▶ Exercise
Gather every line in the records below that contains the word "PRECIP".

____

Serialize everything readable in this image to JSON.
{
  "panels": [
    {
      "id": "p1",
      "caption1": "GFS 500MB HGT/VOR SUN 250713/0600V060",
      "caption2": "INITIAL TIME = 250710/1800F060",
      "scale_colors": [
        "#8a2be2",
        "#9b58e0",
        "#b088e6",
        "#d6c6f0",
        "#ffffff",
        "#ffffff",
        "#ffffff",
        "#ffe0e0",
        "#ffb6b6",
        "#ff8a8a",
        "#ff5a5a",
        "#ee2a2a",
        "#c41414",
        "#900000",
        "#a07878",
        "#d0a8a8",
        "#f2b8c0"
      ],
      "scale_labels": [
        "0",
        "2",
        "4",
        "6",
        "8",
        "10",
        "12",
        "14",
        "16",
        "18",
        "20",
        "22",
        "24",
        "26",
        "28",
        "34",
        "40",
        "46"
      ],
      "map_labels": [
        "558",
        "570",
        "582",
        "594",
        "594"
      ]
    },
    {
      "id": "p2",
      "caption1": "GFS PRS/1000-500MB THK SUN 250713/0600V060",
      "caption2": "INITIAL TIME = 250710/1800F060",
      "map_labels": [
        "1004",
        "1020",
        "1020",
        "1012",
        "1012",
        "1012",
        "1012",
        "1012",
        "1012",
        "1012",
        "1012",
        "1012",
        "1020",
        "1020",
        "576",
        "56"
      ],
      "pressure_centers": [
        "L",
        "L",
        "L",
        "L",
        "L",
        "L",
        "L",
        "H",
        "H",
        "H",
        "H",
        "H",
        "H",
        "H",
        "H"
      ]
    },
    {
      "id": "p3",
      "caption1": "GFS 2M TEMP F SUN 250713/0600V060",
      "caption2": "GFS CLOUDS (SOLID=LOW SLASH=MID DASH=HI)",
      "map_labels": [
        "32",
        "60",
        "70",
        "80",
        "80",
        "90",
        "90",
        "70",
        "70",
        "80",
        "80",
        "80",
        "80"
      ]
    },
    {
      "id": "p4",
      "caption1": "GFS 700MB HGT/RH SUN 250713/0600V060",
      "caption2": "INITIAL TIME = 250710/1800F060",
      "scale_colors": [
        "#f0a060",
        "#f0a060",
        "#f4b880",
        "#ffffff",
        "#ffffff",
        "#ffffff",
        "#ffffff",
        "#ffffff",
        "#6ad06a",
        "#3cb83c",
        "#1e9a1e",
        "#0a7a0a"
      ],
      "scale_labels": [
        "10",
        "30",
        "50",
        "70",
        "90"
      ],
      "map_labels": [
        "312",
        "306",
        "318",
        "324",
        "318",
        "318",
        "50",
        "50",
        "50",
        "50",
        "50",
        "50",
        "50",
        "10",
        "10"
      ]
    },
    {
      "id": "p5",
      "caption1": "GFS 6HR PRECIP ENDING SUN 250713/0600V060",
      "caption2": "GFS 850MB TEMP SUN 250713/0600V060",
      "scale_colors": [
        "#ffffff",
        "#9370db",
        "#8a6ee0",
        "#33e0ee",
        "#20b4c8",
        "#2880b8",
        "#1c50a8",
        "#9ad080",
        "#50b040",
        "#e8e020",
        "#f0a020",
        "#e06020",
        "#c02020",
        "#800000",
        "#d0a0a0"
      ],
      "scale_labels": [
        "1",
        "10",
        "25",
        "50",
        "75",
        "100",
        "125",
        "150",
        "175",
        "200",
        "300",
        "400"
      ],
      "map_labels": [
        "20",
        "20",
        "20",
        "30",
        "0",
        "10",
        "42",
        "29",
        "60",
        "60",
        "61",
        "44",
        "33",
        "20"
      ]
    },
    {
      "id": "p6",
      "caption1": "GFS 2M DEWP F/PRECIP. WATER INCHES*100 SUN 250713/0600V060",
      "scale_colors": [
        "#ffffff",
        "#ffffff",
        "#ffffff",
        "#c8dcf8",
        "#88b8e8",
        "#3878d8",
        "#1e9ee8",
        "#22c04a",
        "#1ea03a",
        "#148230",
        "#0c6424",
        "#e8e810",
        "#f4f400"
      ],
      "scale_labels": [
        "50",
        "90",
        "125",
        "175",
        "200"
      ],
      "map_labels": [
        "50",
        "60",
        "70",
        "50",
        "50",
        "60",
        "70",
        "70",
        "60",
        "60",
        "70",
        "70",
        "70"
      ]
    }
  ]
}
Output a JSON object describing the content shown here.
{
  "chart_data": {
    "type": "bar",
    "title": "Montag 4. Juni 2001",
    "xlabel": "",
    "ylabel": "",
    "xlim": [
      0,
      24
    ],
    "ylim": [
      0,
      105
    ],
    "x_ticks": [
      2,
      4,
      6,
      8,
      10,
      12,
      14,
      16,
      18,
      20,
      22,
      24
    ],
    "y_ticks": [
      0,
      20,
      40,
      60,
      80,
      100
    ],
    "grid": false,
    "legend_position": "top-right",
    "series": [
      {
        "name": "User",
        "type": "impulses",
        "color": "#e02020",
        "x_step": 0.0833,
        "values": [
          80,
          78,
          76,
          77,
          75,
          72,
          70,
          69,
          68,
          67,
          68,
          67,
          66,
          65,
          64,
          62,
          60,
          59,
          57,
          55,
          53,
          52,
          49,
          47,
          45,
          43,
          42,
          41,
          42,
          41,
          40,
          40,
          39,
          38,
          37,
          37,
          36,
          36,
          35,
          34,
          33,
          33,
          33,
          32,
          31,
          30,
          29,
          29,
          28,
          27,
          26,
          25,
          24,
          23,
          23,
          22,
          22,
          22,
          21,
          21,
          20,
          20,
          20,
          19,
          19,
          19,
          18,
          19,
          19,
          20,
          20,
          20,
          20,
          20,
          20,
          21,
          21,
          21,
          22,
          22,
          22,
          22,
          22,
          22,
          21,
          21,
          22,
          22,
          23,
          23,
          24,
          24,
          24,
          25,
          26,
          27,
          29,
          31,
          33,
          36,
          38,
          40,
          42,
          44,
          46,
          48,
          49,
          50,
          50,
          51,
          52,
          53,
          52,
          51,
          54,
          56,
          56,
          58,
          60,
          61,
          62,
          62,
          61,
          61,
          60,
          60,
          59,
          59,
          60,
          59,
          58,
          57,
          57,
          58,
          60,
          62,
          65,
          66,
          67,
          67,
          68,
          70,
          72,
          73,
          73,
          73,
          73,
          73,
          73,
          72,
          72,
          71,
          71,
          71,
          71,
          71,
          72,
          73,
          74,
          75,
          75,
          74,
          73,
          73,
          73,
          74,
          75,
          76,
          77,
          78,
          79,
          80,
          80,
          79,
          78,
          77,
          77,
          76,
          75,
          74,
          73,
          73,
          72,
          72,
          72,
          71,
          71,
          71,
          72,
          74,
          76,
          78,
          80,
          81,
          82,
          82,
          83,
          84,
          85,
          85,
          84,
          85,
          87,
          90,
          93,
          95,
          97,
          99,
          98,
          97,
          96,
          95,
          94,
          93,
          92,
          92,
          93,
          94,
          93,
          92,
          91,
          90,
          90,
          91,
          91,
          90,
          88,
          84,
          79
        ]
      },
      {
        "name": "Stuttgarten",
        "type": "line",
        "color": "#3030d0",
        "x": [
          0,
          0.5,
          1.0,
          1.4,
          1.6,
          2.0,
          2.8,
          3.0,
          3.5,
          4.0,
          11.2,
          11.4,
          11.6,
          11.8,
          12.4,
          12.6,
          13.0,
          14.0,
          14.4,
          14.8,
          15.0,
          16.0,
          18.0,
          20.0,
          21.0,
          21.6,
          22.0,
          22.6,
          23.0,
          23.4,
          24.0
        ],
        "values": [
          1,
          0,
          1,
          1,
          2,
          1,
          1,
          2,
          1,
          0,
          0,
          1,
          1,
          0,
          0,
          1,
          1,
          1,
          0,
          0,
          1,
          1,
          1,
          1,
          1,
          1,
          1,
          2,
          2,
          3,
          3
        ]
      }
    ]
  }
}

____

▶ Answer for the task
      "caption1": "GFS 6HR PRECIP ENDING SUN 250713/0600V060",
      "caption1": "GFS 2M DEWP F/PRECIP. WATER INCHES*100 SUN 250713/0600V060",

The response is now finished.